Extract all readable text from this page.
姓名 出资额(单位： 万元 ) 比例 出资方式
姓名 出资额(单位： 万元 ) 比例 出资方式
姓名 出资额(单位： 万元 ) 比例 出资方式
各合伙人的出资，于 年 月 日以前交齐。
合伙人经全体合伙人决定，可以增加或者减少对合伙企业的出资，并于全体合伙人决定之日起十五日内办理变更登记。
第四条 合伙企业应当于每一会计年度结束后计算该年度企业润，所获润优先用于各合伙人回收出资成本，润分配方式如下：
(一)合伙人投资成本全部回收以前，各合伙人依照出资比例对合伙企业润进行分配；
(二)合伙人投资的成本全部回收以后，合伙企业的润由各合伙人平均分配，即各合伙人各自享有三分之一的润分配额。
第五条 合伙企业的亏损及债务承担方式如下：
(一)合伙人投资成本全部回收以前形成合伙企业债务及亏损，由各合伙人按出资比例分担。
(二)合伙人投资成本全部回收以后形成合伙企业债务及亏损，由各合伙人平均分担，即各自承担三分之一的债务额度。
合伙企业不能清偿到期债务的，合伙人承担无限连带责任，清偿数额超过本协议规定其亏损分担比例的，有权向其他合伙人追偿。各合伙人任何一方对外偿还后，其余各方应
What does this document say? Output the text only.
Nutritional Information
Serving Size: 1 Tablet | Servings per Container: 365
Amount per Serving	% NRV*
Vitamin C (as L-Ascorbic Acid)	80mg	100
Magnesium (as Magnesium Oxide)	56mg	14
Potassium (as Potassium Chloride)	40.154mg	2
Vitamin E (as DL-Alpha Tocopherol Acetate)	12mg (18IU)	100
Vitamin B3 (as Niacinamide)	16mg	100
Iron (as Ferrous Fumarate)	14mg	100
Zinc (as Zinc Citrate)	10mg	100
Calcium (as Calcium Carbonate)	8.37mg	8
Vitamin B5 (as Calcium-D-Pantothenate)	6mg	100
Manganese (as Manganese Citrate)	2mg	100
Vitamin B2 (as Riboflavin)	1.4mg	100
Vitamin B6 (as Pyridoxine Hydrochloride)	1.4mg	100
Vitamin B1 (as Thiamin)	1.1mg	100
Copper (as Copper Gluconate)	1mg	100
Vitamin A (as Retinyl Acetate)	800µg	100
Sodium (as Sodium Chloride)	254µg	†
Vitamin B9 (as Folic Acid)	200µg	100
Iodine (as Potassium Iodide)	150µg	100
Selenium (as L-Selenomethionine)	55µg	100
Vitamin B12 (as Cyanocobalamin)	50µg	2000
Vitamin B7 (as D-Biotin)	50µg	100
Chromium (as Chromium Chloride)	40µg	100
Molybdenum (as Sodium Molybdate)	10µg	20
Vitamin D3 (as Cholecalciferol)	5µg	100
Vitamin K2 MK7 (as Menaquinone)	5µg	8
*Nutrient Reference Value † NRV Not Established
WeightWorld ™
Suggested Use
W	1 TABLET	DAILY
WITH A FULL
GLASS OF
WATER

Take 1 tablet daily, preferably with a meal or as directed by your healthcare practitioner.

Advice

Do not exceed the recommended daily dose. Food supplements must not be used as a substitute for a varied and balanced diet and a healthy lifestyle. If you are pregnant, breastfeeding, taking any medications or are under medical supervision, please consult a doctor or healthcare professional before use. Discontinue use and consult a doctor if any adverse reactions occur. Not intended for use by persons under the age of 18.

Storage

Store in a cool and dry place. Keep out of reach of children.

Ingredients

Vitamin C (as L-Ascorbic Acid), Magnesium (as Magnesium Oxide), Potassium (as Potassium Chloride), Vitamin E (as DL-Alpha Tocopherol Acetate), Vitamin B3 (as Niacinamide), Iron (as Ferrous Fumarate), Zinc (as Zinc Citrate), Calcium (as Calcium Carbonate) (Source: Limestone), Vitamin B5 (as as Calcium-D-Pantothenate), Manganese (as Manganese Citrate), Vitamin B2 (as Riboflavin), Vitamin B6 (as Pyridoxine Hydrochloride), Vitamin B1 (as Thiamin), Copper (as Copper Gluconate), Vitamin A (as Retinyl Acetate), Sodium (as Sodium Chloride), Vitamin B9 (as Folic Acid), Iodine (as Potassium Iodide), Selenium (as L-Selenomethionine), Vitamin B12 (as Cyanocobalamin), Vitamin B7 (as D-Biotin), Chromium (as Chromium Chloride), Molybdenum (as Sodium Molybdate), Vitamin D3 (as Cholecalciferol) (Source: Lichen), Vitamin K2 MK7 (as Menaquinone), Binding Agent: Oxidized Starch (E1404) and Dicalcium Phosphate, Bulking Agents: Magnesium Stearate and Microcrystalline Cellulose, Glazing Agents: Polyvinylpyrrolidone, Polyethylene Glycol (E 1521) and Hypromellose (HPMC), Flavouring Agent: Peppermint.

********

_WHAT TO DO_:
Write the listing out again, exactly as shown above.

_RESULT OF THIS TASK_:
Extract all readable text from this page.
姓名 出资额(单位： 万元 ) 比例 出资方式
姓名 出资额(单位： 万元 ) 比例 出资方式
姓名 出资额(单位： 万元 ) 比例 出资方式
各合伙人的出资，于 年 月 日以前交齐。
合伙人经全体合伙人决定，可以增加或者减少对合伙企业的出资，并于全体合伙人决定之日起十五日内办理变更登记。
第四条 合伙企业应当于每一会计年度结束后计算该年度企业润，所获润优先用于各合伙人回收出资成本，润分配方式如下：
(一)合伙人投资成本全部回收以前，各合伙人依照出资比例对合伙企业润进行分配；
(二)合伙人投资的成本全部回收以后，合伙企业的润由各合伙人平均分配，即各合伙人各自享有三分之一的润分配额。
第五条 合伙企业的亏损及债务承担方式如下：
(一)合伙人投资成本全部回收以前形成合伙企业债务及亏损，由各合伙人按出资比例分担。
(二)合伙人投资成本全部回收以后形成合伙企业债务及亏损，由各合伙人平均分担，即各自承担三分之一的债务额度。
合伙企业不能清偿到期债务的，合伙人承担无限连带责任，清偿数额超过本协议规定其亏损分担比例的，有权向其他合伙人追偿。各合伙人任何一方对外偿还后，其余各方应
What does this document say? Output the text only.
Nutritional Information
Serving Size: 1 Tablet | Servings per Container: 365
Amount per Serving	% NRV*
Vitamin C (as L-Ascorbic Acid)	80mg	100
Magnesium (as Magnesium Oxide)	56mg	14
Potassium (as Potassium Chloride)	40.154mg	2
Vitamin E (as DL-Alpha Tocopherol Acetate)	12mg (18IU)	100
Vitamin B3 (as Niacinamide)	16mg	100
Iron (as Ferrous Fumarate)	14mg	100
Zinc (as Zinc Citrate)	10mg	100
Calcium (as Calcium Carbonate)	8.37mg	8
Vitamin B5 (as Calcium-D-Pantothenate)	6mg	100
Manganese (as Manganese Citrate)	2mg	100
Vitamin B2 (as Riboflavin)	1.4mg	100
Vitamin B6 (as Pyridoxine Hydrochloride)	1.4mg	100
Vitamin B1 (as Thiamin)	1.1mg	100
Copper (as Copper Gluconate)	1mg	100
Vitamin A (as Retinyl Acetate)	800µg	100
Sodium (as Sodium Chloride)	254µg	†
Vitamin B9 (as Folic Acid)	200µg	100
Iodine (as Potassium Iodide)	150µg	100
Selenium (as L-Selenomethionine)	55µg	100
Vitamin B12 (as Cyanocobalamin)	50µg	2000
Vitamin B7 (as D-Biotin)	50µg	100
Chromium (as Chromium Chloride)	40µg	100
Molybdenum (as Sodium Molybdate)	10µg	20
Vitamin D3 (as Cholecalciferol)	5µg	100
Vitamin K2 MK7 (as Menaquinone)	5µg	8
*Nutrient Reference Value † NRV Not Established
WeightWorld ™
Suggested Use
W	1 TABLET	DAILY
WITH A FULL
GLASS OF
WATER

Take 1 tablet daily, preferably with a meal or as directed by your healthcare practitioner.

Advice

Do not exceed the recommended daily dose. Food supplements must not be used as a substitute for a varied and balanced diet and a healthy lifestyle. If you are pregnant, breastfeeding, taking any medications or are under medical supervision, please consult a doctor or healthcare professional before use. Discontinue use and consult a doctor if any adverse reactions occur. Not intended for use by persons under the age of 18.

Storage

Store in a cool and dry place. Keep out of reach of children.

Ingredients

Vitamin C (as L-Ascorbic Acid), Magnesium (as Magnesium Oxide), Potassium (as Potassium Chloride), Vitamin E (as DL-Alpha Tocopherol Acetate), Vitamin B3 (as Niacinamide), Iron (as Ferrous Fumarate), Zinc (as Zinc Citrate), Calcium (as Calcium Carbonate) (Source: Limestone), Vitamin B5 (as as Calcium-D-Pantothenate), Manganese (as Manganese Citrate), Vitamin B2 (as Riboflavin), Vitamin B6 (as Pyridoxine Hydrochloride), Vitamin B1 (as Thiamin), Copper (as Copper Gluconate), Vitamin A (as Retinyl Acetate), Sodium (as Sodium Chloride), Vitamin B9 (as Folic Acid), Iodine (as Potassium Iodide), Selenium (as L-Selenomethionine), Vitamin B12 (as Cyanocobalamin), Vitamin B7 (as D-Biotin), Chromium (as Chromium Chloride), Molybdenum (as Sodium Molybdate), Vitamin D3 (as Cholecalciferol) (Source: Lichen), Vitamin K2 MK7 (as Menaquinone), Binding Agent: Oxidized Starch (E1404) and Dicalcium Phosphate, Bulking Agents: Magnesium Stearate and Microcrystalline Cellulose, Glazing Agents: Polyvinylpyrrolidone, Polyethylene Glycol (E 1521) and Hypromellose (HPMC), Flavouring Agent: Peppermint.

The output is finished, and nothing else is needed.